(Goal of the exercise):
From the listing that follows, extract every line and set it down unaltered.

++++++

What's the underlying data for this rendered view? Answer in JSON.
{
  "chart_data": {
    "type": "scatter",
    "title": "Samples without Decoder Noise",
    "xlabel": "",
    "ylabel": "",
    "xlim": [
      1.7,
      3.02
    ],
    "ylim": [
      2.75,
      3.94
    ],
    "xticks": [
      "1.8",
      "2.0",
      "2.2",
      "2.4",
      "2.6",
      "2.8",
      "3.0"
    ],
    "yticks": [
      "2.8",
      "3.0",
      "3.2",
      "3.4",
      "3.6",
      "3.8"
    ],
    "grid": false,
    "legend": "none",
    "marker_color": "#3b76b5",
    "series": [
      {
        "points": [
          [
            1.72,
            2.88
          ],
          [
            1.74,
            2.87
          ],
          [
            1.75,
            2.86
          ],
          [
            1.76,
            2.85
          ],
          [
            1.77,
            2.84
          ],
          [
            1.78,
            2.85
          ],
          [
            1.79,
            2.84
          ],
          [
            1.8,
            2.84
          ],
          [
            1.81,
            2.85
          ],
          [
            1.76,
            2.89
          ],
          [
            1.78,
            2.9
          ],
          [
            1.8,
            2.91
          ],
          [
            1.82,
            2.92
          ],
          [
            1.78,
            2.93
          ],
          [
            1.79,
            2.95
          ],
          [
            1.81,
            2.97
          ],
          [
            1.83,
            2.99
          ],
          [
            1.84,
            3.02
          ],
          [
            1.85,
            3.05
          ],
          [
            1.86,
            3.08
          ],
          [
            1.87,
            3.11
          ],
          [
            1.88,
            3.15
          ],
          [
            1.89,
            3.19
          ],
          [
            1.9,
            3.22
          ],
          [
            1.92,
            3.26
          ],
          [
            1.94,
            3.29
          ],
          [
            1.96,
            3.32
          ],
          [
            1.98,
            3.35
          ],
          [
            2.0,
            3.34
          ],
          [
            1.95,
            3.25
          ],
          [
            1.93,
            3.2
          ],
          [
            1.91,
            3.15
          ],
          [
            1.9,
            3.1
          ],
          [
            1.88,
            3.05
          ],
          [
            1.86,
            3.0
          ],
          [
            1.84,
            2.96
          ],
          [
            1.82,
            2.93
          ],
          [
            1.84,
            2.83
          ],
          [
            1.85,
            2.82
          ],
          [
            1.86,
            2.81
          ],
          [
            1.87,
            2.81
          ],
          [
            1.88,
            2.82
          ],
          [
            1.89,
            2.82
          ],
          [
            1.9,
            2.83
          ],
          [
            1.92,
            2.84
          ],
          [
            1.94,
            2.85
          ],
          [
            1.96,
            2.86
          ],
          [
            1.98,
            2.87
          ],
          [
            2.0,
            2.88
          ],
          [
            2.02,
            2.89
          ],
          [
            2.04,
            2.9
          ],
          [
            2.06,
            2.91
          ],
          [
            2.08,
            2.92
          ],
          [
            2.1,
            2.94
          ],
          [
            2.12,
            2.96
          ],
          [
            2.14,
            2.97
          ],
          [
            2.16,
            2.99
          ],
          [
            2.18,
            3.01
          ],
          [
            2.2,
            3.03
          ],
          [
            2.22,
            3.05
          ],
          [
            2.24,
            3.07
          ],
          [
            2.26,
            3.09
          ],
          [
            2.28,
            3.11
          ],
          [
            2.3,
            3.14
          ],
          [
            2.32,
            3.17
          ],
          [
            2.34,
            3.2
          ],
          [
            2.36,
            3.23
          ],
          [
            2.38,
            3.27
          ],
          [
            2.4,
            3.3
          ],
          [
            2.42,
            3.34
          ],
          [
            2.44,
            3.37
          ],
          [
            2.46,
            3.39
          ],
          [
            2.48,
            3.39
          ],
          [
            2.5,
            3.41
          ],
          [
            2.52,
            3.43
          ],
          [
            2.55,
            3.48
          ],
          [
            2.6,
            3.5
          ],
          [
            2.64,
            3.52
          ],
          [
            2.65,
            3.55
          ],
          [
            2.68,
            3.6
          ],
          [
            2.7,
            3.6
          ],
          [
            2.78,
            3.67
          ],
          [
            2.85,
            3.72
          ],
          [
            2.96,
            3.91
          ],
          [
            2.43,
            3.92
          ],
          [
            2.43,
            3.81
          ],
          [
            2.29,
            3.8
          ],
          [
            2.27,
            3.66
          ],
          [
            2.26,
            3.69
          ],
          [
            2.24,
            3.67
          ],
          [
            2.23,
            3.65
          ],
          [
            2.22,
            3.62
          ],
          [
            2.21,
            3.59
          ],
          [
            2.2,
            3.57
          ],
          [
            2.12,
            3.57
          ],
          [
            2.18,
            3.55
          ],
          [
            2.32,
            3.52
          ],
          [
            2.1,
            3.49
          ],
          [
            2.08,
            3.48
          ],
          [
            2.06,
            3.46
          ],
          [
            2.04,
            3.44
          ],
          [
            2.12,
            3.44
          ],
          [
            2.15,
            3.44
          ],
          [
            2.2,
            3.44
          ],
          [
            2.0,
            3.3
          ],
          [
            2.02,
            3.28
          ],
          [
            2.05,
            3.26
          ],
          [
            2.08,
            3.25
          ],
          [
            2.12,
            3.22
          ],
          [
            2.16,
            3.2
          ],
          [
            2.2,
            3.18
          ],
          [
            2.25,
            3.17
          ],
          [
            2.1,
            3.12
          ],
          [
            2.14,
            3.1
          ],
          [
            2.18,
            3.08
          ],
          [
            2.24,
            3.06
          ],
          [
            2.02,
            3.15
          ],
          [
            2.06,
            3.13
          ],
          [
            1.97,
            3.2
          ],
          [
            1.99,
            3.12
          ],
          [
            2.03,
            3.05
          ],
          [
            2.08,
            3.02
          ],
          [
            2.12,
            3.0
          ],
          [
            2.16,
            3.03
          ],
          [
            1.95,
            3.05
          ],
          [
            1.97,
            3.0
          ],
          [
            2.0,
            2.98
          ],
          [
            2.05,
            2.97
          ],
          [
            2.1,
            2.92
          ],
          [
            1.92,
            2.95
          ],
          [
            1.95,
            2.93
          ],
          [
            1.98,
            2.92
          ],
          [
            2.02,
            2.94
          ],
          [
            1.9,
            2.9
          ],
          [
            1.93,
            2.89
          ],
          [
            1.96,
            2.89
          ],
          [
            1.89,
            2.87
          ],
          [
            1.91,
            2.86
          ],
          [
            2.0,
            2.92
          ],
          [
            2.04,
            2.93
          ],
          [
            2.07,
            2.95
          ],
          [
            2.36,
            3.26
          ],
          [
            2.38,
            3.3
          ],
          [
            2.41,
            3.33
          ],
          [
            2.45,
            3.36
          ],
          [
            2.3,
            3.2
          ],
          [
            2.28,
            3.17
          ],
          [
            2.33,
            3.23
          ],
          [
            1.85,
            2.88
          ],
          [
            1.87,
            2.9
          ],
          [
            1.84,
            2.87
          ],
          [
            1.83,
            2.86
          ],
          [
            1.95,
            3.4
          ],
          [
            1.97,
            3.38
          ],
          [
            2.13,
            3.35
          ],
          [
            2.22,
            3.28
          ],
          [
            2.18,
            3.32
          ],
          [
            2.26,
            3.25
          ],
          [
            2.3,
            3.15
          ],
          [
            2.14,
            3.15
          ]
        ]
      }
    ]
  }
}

++++++

(Result):
What's the underlying data for this rendered view? Answer in JSON.
{
  "chart_data": {
    "type": "scatter",
    "title": "Samples without Decoder Noise",
    "xlabel": "",
    "ylabel": "",
    "xlim": [
      1.7,
      3.02
    ],
    "ylim": [
      2.75,
      3.94
    ],
    "xticks": [
      "1.8",
      "2.0",
      "2.2",
      "2.4",
      "2.6",
      "2.8",
      "3.0"
    ],
    "yticks": [
      "2.8",
      "3.0",
      "3.2",
      "3.4",
      "3.6",
      "3.8"
    ],
    "grid": false,
    "legend": "none",
    "marker_color": "#3b76b5",
    "series": [
      {
        "points": [
          [
            1.72,
            2.88
          ],
          [
            1.74,
            2.87
          ],
          [
            1.75,
            2.86
          ],
          [
            1.76,
            2.85
          ],
          [
            1.77,
            2.84
          ],
          [
            1.78,
            2.85
          ],
          [
            1.79,
            2.84
          ],
          [
            1.8,
            2.84
          ],
          [
            1.81,
            2.85
          ],
          [
            1.76,
            2.89
          ],
          [
            1.78,
            2.9
          ],
          [
            1.8,
            2.91
          ],
          [
            1.82,
            2.92
          ],
          [
            1.78,
            2.93
          ],
          [
            1.79,
            2.95
          ],
          [
            1.81,
            2.97
          ],
          [
            1.83,
            2.99
          ],
          [
            1.84,
            3.02
          ],
          [
            1.85,
            3.05
          ],
          [
            1.86,
            3.08
          ],
          [
            1.87,
            3.11
          ],
          [
            1.88,
            3.15
          ],
          [
            1.89,
            3.19
          ],
          [
            1.9,
            3.22
          ],
          [
            1.92,
            3.26
          ],
          [
            1.94,
            3.29
          ],
          [
            1.96,
            3.32
          ],
          [
            1.98,
            3.35
          ],
          [
            2.0,
            3.34
          ],
          [
            1.95,
            3.25
          ],
          [
            1.93,
            3.2
          ],
          [
            1.91,
            3.15
          ],
          [
            1.9,
            3.1
          ],
          [
            1.88,
            3.05
          ],
          [
            1.86,
            3.0
          ],
          [
            1.84,
            2.96
          ],
          [
            1.82,
            2.93
          ],
          [
            1.84,
            2.83
          ],
          [
            1.85,
            2.82
          ],
          [
            1.86,
            2.81
          ],
          [
            1.87,
            2.81
          ],
          [
            1.88,
            2.82
          ],
          [
            1.89,
            2.82
          ],
          [
            1.9,
            2.83
          ],
          [
            1.92,
            2.84
          ],
          [
            1.94,
            2.85
          ],
          [
            1.96,
            2.86
          ],
          [
            1.98,
            2.87
          ],
          [
            2.0,
            2.88
          ],
          [
            2.02,
            2.89
          ],
          [
            2.04,
            2.9
          ],
          [
            2.06,
            2.91
          ],
          [
            2.08,
            2.92
          ],
          [
            2.1,
            2.94
          ],
          [
            2.12,
            2.96
          ],
          [
            2.14,
            2.97
          ],
          [
            2.16,
            2.99
          ],
          [
            2.18,
            3.01
          ],
          [
            2.2,
            3.03
          ],
          [
            2.22,
            3.05
          ],
          [
            2.24,
            3.07
          ],
          [
            2.26,
            3.09
          ],
          [
            2.28,
            3.11
          ],
          [
            2.3,
            3.14
          ],
          [
            2.32,
            3.17
          ],
          [
            2.34,
            3.2
          ],
          [
            2.36,
            3.23
          ],
          [
            2.38,
            3.27
          ],
          [
            2.4,
            3.3
          ],
          [
            2.42,
            3.34
          ],
          [
            2.44,
            3.37
          ],
          [
            2.46,
            3.39
          ],
          [
            2.48,
            3.39
          ],
          [
            2.5,
            3.41
          ],
          [
            2.52,
            3.43
          ],
          [
            2.55,
            3.48
          ],
          [
            2.6,
            3.5
          ],
          [
            2.64,
            3.52
          ],
          [
            2.65,
            3.55
          ],
          [
            2.68,
            3.6
          ],
          [
            2.7,
            3.6
          ],
          [
            2.78,
            3.67
          ],
          [
            2.85,
            3.72
          ],
          [
            2.96,
            3.91
          ],
          [
            2.43,
            3.92
          ],
          [
            2.43,
            3.81
          ],
          [
            2.29,
            3.8
          ],
          [
            2.27,
            3.66
          ],
          [
            2.26,
            3.69
          ],
          [
            2.24,
            3.67
          ],
          [
            2.23,
            3.65
          ],
          [
            2.22,
            3.62
          ],
          [
            2.21,
            3.59
          ],
          [
            2.2,
            3.57
          ],
          [
            2.12,
            3.57
          ],
          [
            2.18,
            3.55
          ],
          [
            2.32,
            3.52
          ],
          [
            2.1,
            3.49
          ],
          [
            2.08,
            3.48
          ],
          [
            2.06,
            3.46
          ],
          [
            2.04,
            3.44
          ],
          [
            2.12,
            3.44
          ],
          [
            2.15,
            3.44
          ],
          [
            2.2,
            3.44
          ],
          [
            2.0,
            3.3
          ],
          [
            2.02,
            3.28
          ],
          [
            2.05,
            3.26
          ],
          [
            2.08,
            3.25
          ],
          [
            2.12,
            3.22
          ],
          [
            2.16,
            3.2
          ],
          [
            2.2,
            3.18
          ],
          [
            2.25,
            3.17
          ],
          [
            2.1,
            3.12
          ],
          [
            2.14,
            3.1
          ],
          [
            2.18,
            3.08
          ],
          [
            2.24,
            3.06
          ],
          [
            2.02,
            3.15
          ],
          [
            2.06,
            3.13
          ],
          [
            1.97,
            3.2
          ],
          [
            1.99,
            3.12
          ],
          [
            2.03,
            3.05
          ],
          [
            2.08,
            3.02
          ],
          [
            2.12,
            3.0
          ],
          [
            2.16,
            3.03
          ],
          [
            1.95,
            3.05
          ],
          [
            1.97,
            3.0
          ],
          [
            2.0,
            2.98
          ],
          [
            2.05,
            2.97
          ],
          [
            2.1,
            2.92
          ],
          [
            1.92,
            2.95
          ],
          [
            1.95,
            2.93
          ],
          [
            1.98,
            2.92
          ],
          [
            2.02,
            2.94
          ],
          [
            1.9,
            2.9
          ],
          [
            1.93,
            2.89
          ],
          [
            1.96,
            2.89
          ],
          [
            1.89,
            2.87
          ],
          [
            1.91,
            2.86
          ],
          [
            2.0,
            2.92
          ],
          [
            2.04,
            2.93
          ],
          [
            2.07,
            2.95
          ],
          [
            2.36,
            3.26
          ],
          [
            2.38,
            3.3
          ],
          [
            2.41,
            3.33
          ],
          [
            2.45,
            3.36
          ],
          [
            2.3,
            3.2
          ],
          [
            2.28,
            3.17
          ],
          [
            2.33,
            3.23
          ],
          [
            1.85,
            2.88
          ],
          [
            1.87,
            2.9
          ],
          [
            1.84,
            2.87
          ],
          [
            1.83,
            2.86
          ],
          [
            1.95,
            3.4
          ],
          [
            1.97,
            3.38
          ],
          [
            2.13,
            3.35
          ],
          [
            2.22,
            3.28
          ],
          [
            2.18,
            3.32
          ],
          [
            2.26,
            3.25
          ],
          [
            2.3,
            3.15
          ],
          [
            2.14,
            3.15
          ]
        ]
      }
    ]
  }
}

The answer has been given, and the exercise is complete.